**Directions for this task**
Reproduce the rows below word for word, starting at the line that contains "bar-side xyxy=(440,312,473,676)" and ending at the line that contains "y-tick-label: 90,0% xyxy=(161,271,215,292)", with both of those lines included. Output only those lines.

**Information provided**
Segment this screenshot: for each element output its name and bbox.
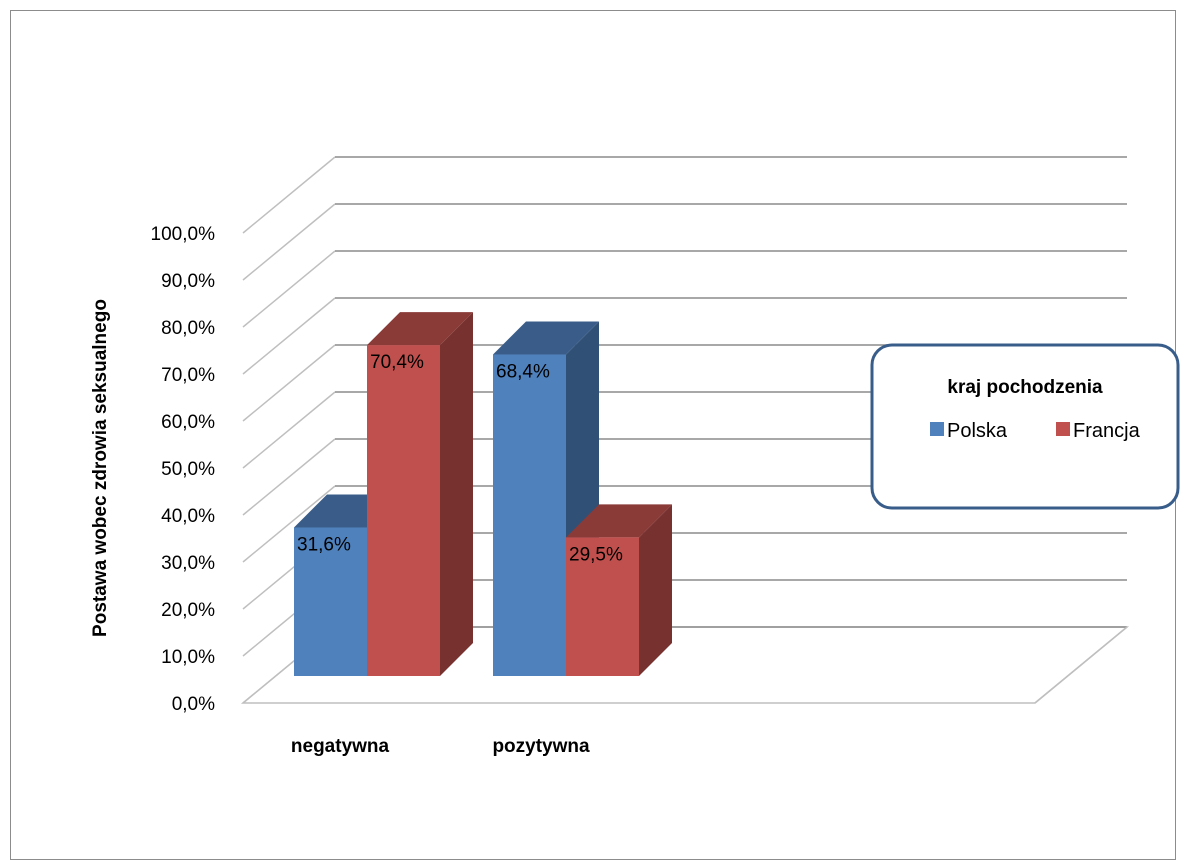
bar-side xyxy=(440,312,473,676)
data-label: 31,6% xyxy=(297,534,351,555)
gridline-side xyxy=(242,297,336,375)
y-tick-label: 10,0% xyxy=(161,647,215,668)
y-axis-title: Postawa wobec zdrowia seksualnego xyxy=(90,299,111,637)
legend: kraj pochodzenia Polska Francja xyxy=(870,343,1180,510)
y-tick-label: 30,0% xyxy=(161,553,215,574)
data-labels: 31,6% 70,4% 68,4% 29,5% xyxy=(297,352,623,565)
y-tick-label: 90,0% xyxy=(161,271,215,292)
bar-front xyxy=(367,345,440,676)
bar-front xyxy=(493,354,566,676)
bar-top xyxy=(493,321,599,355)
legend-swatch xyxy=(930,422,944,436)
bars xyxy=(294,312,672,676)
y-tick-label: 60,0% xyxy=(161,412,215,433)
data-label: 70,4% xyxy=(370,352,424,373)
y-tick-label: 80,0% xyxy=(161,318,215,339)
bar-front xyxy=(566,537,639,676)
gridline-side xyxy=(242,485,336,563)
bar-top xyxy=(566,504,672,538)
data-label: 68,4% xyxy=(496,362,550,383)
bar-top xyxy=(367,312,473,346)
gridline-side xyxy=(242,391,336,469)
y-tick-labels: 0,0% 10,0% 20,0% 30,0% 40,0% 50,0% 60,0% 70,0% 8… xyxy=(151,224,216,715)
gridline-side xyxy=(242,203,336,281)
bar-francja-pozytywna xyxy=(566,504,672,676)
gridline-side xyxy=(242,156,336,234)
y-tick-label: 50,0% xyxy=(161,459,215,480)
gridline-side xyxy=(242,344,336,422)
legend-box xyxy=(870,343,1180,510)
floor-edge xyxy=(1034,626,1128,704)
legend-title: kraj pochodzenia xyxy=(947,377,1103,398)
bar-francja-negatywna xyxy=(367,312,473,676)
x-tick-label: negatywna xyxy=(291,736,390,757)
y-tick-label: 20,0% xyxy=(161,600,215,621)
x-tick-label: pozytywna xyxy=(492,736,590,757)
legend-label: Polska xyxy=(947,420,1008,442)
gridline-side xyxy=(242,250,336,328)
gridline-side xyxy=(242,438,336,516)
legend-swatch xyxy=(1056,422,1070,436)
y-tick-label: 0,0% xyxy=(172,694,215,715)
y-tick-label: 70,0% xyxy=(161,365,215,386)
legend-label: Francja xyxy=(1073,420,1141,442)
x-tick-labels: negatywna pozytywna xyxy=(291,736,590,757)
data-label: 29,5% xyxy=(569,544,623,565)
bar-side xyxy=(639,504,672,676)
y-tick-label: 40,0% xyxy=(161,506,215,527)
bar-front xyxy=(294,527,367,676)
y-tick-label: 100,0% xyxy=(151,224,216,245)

* * *

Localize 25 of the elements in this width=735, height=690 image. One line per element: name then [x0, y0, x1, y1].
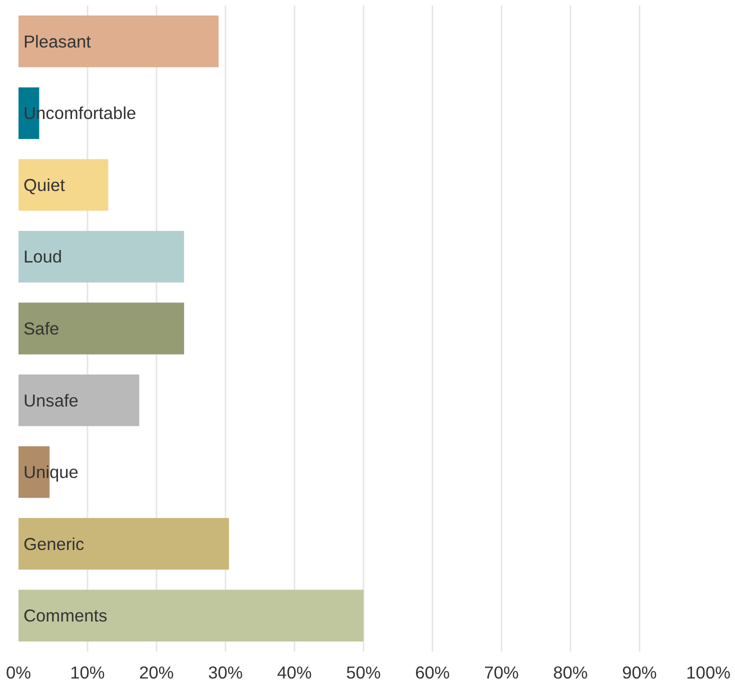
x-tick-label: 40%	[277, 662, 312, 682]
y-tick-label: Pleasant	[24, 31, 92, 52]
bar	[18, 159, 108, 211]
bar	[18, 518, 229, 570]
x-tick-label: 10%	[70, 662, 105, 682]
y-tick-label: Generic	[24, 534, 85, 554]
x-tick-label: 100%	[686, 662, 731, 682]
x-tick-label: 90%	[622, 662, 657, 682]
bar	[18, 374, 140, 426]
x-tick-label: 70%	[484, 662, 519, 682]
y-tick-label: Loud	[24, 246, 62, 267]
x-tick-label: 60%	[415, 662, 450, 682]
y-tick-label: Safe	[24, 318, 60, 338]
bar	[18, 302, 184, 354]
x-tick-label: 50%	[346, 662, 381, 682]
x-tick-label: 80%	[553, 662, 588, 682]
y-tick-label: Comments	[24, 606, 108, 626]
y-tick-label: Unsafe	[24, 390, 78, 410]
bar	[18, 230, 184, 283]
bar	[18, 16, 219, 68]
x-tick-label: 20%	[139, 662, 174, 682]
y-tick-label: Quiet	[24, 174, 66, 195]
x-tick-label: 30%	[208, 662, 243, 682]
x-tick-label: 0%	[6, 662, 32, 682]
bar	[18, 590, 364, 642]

**Exercise output**
bar-side xyxy=(440,312,473,676)
data-label: 31,6% xyxy=(297,534,351,555)
gridline-side xyxy=(242,297,336,375)
y-tick-label: 10,0% xyxy=(161,647,215,668)
y-axis-title: Postawa wobec zdrowia seksualnego xyxy=(90,299,111,637)
legend: kraj pochodzenia Polska Francja xyxy=(870,343,1180,510)
y-tick-label: 30,0% xyxy=(161,553,215,574)
data-labels: 31,6% 70,4% 68,4% 29,5% xyxy=(297,352,623,565)
y-tick-label: 90,0% xyxy=(161,271,215,292)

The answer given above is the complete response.